» RECORDS SHOWN
──────
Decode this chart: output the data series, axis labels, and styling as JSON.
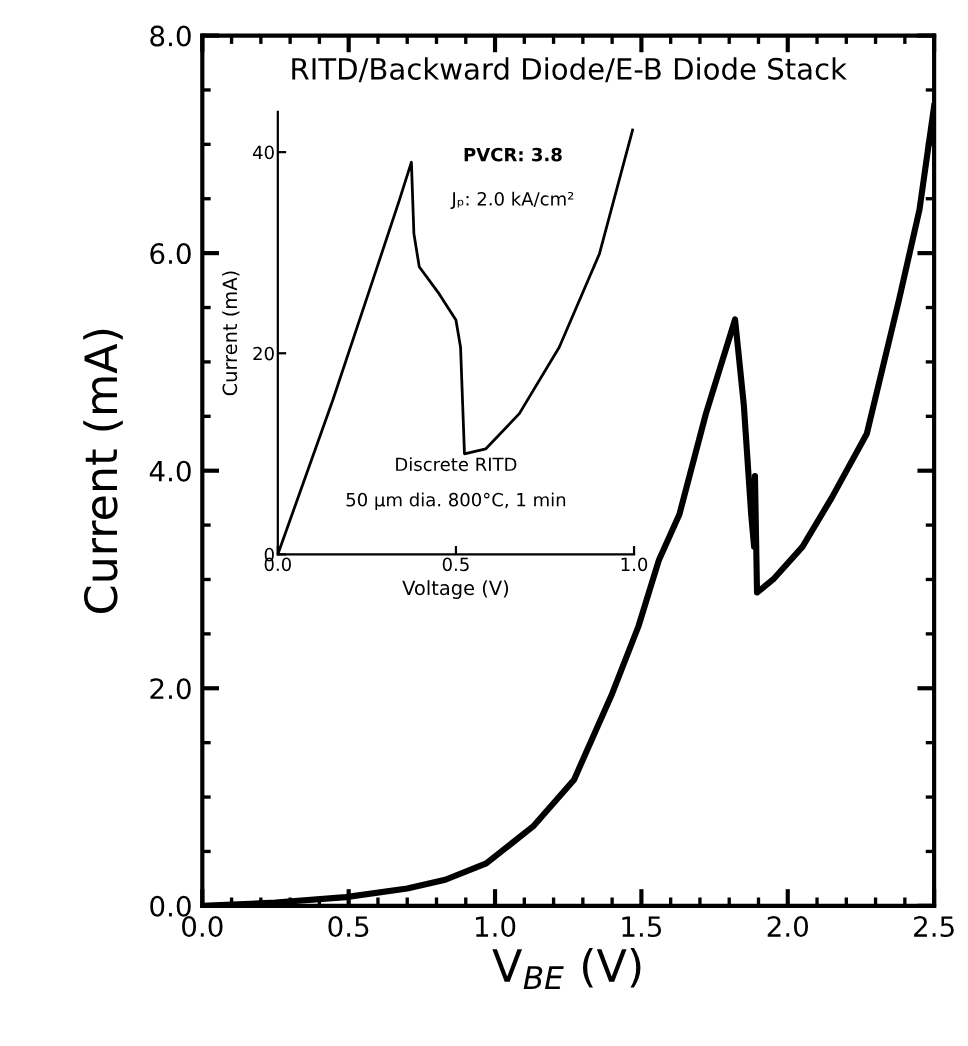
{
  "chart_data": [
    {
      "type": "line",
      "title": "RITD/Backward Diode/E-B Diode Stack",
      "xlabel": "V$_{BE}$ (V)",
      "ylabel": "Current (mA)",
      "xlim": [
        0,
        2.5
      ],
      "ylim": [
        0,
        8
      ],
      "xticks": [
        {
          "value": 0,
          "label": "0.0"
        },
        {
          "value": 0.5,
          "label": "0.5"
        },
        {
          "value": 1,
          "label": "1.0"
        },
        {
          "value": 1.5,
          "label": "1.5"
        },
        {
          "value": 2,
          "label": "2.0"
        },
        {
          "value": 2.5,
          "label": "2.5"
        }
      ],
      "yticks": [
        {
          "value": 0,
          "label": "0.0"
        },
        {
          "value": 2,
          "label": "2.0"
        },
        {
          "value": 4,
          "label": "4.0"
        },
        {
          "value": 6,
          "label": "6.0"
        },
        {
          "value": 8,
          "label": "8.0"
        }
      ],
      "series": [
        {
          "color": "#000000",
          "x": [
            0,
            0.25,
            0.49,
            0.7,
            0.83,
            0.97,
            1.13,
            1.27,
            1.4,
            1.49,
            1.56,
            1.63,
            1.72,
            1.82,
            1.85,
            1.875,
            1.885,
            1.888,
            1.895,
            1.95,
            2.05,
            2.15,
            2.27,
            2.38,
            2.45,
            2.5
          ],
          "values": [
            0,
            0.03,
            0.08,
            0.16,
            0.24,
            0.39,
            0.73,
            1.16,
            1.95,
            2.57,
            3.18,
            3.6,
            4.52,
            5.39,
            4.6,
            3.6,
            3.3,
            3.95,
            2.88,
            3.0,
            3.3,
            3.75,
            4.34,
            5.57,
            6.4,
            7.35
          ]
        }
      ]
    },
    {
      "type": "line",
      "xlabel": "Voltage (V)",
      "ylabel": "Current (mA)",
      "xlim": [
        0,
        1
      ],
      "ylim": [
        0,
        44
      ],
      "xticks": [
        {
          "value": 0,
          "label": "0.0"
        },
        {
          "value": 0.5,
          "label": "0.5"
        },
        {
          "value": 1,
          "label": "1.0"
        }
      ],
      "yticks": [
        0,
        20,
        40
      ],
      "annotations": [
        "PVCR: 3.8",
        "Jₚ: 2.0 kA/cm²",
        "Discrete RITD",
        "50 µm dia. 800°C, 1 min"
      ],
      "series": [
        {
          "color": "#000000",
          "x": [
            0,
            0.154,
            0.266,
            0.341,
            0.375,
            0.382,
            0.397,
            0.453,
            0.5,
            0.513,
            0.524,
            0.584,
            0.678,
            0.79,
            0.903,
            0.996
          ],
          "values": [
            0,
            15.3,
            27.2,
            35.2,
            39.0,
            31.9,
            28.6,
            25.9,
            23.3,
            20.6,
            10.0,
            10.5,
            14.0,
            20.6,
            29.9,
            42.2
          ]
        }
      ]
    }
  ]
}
──────
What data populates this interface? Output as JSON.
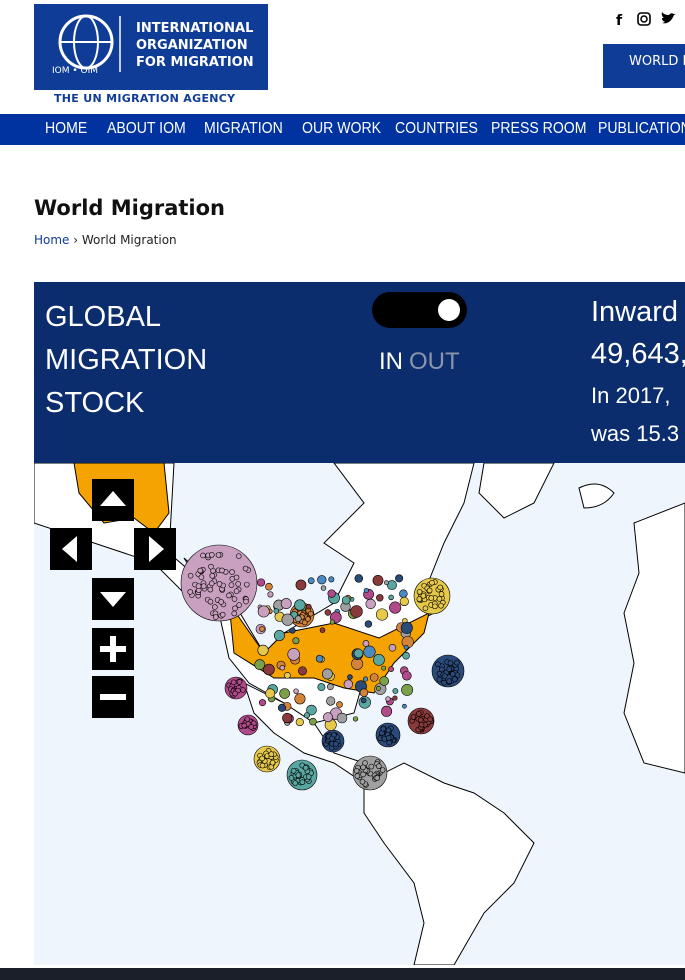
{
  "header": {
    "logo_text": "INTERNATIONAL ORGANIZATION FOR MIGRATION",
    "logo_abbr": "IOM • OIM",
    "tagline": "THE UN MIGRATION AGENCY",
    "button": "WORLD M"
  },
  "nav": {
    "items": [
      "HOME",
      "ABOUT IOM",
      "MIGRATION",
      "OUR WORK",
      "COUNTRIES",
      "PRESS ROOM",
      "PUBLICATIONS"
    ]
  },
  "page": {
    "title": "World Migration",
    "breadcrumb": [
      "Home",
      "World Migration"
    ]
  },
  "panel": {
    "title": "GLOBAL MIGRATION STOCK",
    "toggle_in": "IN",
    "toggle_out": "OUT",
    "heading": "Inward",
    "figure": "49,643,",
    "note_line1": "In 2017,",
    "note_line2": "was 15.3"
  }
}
──────
» DESCRIPTION OF THE TASK
Reproduce each line of the material containing the word "this".

» RIGHT ANSWER
Decode this chart: output the data series, axis labels, and styling as JSON.
What data populates this interface? Output as JSON.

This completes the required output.